* start SUPPLIED MATERIAL *

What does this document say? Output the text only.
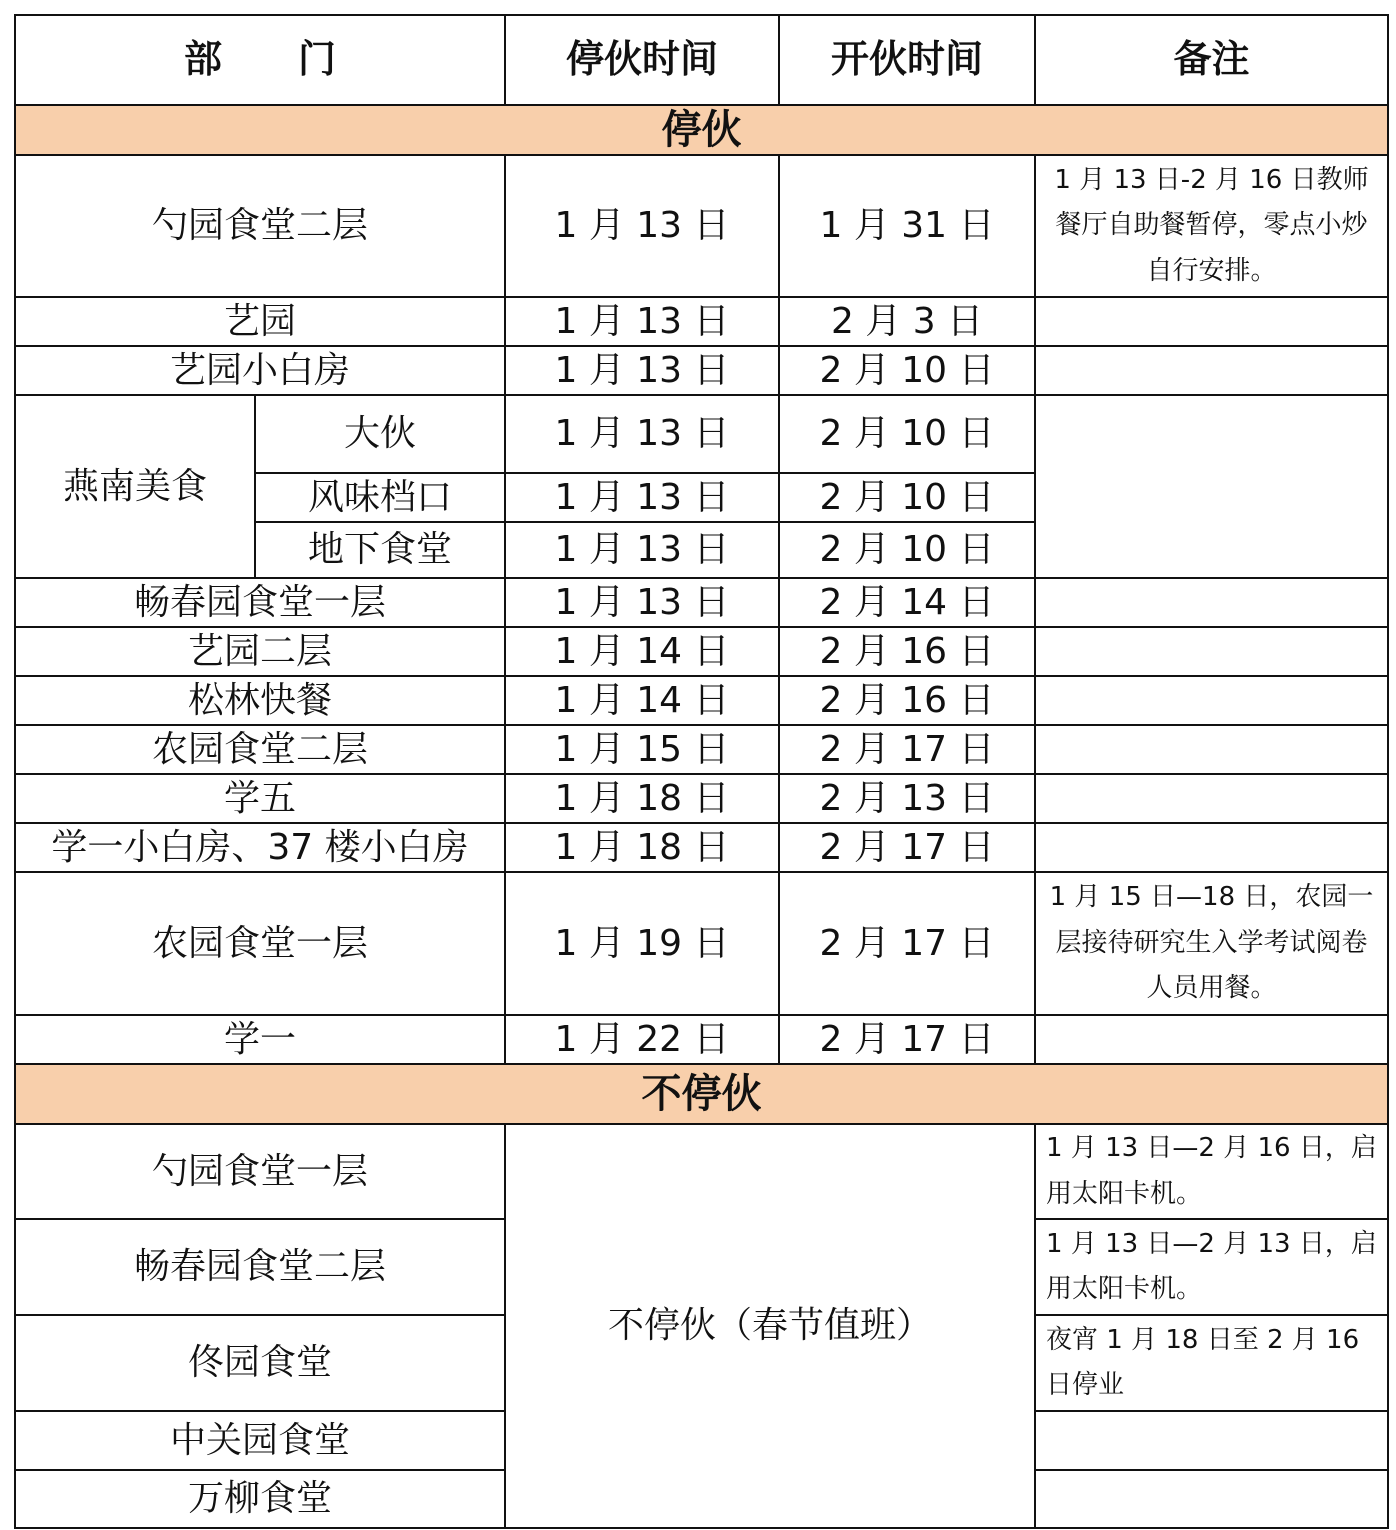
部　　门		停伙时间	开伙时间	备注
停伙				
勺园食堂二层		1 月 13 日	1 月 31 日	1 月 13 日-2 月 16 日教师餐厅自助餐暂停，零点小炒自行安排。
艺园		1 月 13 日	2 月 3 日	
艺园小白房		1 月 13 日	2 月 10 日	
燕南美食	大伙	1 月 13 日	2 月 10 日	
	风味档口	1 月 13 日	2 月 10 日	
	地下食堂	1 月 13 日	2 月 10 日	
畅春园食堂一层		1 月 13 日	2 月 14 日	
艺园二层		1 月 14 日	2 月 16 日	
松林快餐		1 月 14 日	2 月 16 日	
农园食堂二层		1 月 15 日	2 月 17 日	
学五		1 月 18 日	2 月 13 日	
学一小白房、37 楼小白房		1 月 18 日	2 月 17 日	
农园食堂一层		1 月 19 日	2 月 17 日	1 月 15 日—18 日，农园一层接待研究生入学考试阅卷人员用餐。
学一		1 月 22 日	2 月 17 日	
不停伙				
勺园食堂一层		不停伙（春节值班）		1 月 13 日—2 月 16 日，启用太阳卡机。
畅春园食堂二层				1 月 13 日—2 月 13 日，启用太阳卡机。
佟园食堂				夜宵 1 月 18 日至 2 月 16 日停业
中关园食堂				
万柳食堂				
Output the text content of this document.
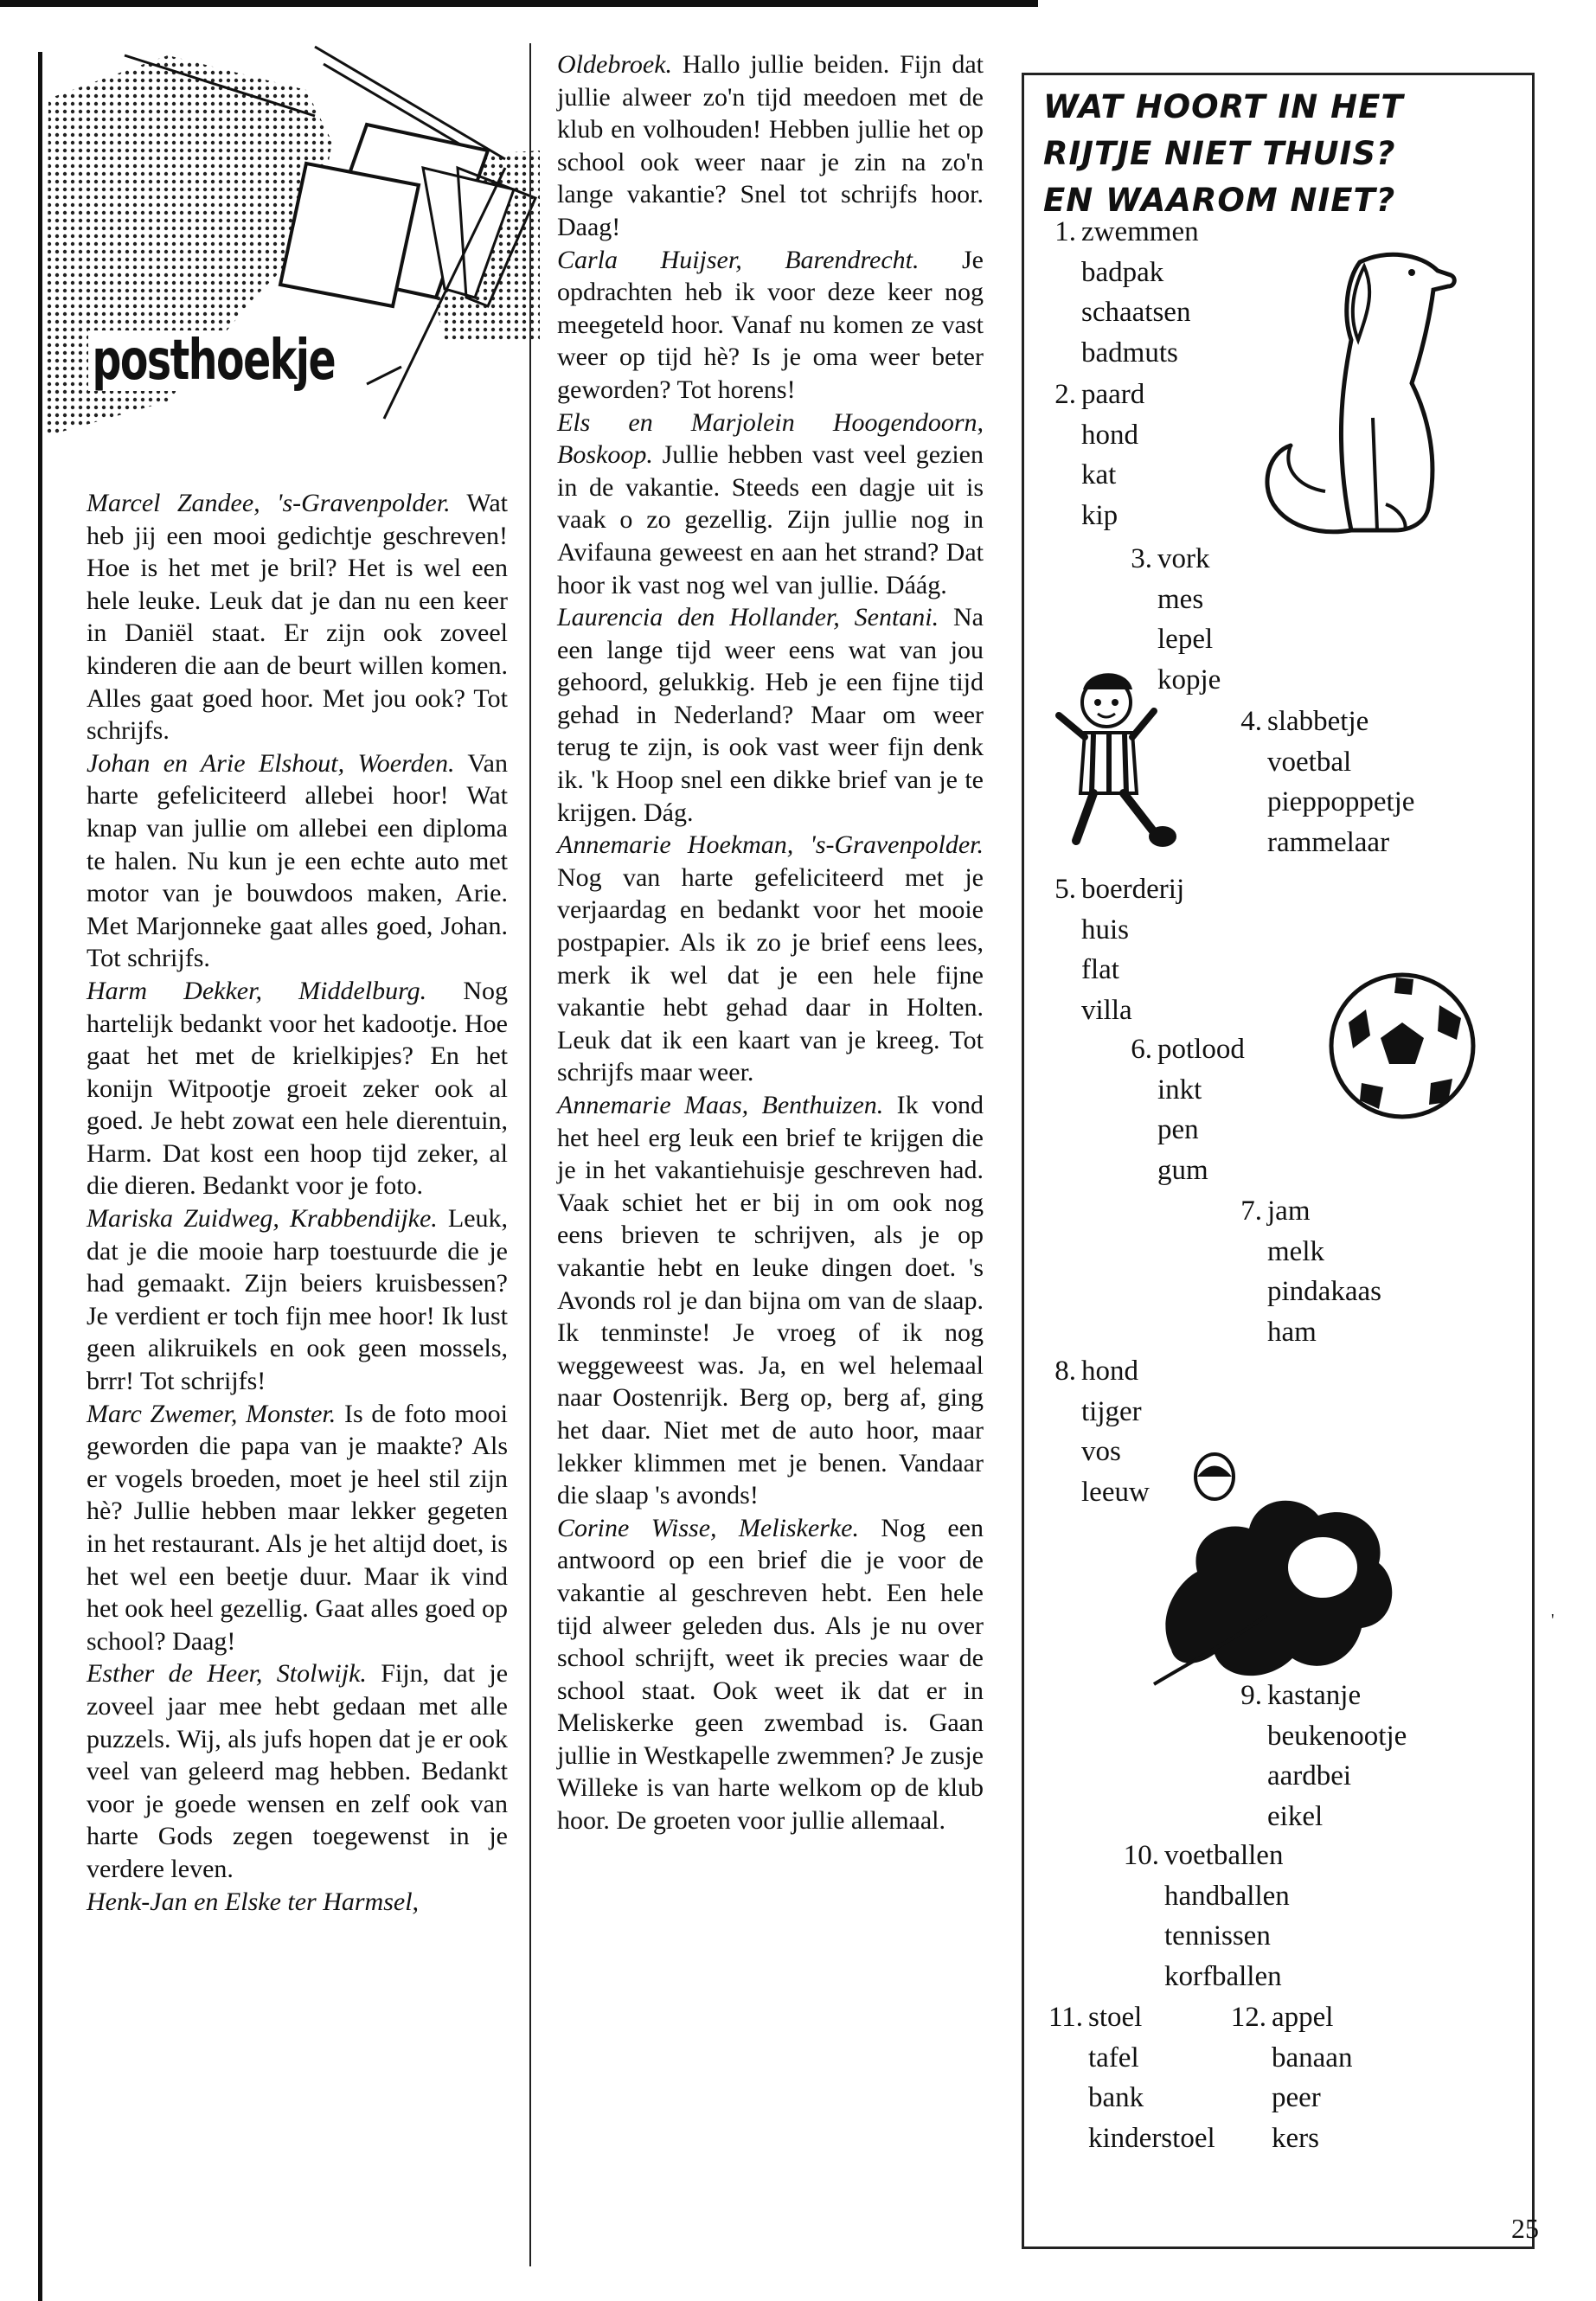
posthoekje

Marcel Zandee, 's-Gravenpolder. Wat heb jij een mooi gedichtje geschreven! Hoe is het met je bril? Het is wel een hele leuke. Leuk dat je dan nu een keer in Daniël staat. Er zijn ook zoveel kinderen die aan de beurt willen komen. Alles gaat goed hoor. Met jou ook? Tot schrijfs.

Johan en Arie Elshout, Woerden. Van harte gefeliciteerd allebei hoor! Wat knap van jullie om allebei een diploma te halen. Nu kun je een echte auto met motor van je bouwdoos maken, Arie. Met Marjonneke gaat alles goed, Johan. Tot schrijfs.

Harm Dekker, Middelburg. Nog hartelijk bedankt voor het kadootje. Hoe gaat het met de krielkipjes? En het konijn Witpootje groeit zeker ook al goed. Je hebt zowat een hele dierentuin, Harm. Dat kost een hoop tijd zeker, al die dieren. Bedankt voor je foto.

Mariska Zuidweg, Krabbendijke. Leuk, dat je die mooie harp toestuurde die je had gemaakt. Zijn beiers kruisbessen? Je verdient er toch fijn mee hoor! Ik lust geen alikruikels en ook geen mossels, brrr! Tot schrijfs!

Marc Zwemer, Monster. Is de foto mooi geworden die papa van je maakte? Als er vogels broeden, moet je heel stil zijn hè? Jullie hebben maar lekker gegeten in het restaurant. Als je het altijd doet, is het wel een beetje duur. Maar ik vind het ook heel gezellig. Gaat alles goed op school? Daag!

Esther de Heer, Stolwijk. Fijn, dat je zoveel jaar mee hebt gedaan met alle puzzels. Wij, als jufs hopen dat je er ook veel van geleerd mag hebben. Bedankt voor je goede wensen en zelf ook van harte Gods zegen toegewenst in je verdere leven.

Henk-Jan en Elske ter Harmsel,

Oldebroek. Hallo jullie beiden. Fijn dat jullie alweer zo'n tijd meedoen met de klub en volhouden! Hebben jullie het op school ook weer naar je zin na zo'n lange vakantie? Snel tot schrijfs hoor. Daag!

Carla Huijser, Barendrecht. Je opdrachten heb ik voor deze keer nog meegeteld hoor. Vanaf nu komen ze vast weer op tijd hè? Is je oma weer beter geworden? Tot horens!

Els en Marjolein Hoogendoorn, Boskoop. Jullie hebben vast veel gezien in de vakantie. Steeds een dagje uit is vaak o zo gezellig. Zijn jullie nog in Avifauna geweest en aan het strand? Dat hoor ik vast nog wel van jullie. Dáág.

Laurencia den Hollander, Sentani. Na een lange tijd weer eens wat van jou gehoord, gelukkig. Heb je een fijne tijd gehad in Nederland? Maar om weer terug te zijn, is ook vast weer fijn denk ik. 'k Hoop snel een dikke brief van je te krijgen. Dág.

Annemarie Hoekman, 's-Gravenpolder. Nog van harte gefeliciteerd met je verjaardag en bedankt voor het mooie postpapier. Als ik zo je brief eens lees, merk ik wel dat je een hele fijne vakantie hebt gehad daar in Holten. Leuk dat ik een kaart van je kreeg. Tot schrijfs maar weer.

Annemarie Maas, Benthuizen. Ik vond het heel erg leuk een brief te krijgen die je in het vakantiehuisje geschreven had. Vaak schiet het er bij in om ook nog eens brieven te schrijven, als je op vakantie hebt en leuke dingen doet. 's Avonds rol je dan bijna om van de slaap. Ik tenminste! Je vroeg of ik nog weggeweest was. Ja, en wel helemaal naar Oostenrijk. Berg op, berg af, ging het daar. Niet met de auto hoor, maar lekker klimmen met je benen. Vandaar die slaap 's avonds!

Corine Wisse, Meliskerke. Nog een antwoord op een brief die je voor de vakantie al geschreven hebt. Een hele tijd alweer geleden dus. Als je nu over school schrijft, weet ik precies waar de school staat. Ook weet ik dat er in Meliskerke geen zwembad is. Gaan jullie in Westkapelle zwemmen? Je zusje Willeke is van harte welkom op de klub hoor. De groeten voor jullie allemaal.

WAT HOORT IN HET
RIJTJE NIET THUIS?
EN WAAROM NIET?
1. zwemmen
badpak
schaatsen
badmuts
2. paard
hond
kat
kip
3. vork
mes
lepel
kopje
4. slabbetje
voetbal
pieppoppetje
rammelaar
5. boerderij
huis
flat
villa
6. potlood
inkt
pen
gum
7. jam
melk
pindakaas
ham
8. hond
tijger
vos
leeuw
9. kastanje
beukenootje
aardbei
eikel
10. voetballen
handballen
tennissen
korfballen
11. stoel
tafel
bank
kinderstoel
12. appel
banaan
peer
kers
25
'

* end SUPPLIED MATERIAL *

Using the entries above, find all lines with "keer". Copy them.

• EXPECTED ANSWER
Marcel Zandee, 's-Gravenpolder. Wat heb jij een mooi gedichtje geschreven! Hoe is het met je bril? Het is wel een hele leuke. Leuk dat je dan nu een keer in Daniël staat. Er zijn ook zoveel kinderen die aan de beurt willen komen. Alles gaat goed hoor. Met jou ook? Tot schrijfs.
Carla Huijser, Barendrecht. Je opdrachten heb ik voor deze keer nog meegeteld hoor. Vanaf nu komen ze vast weer op tijd hè? Is je oma weer beter geworden? Tot horens!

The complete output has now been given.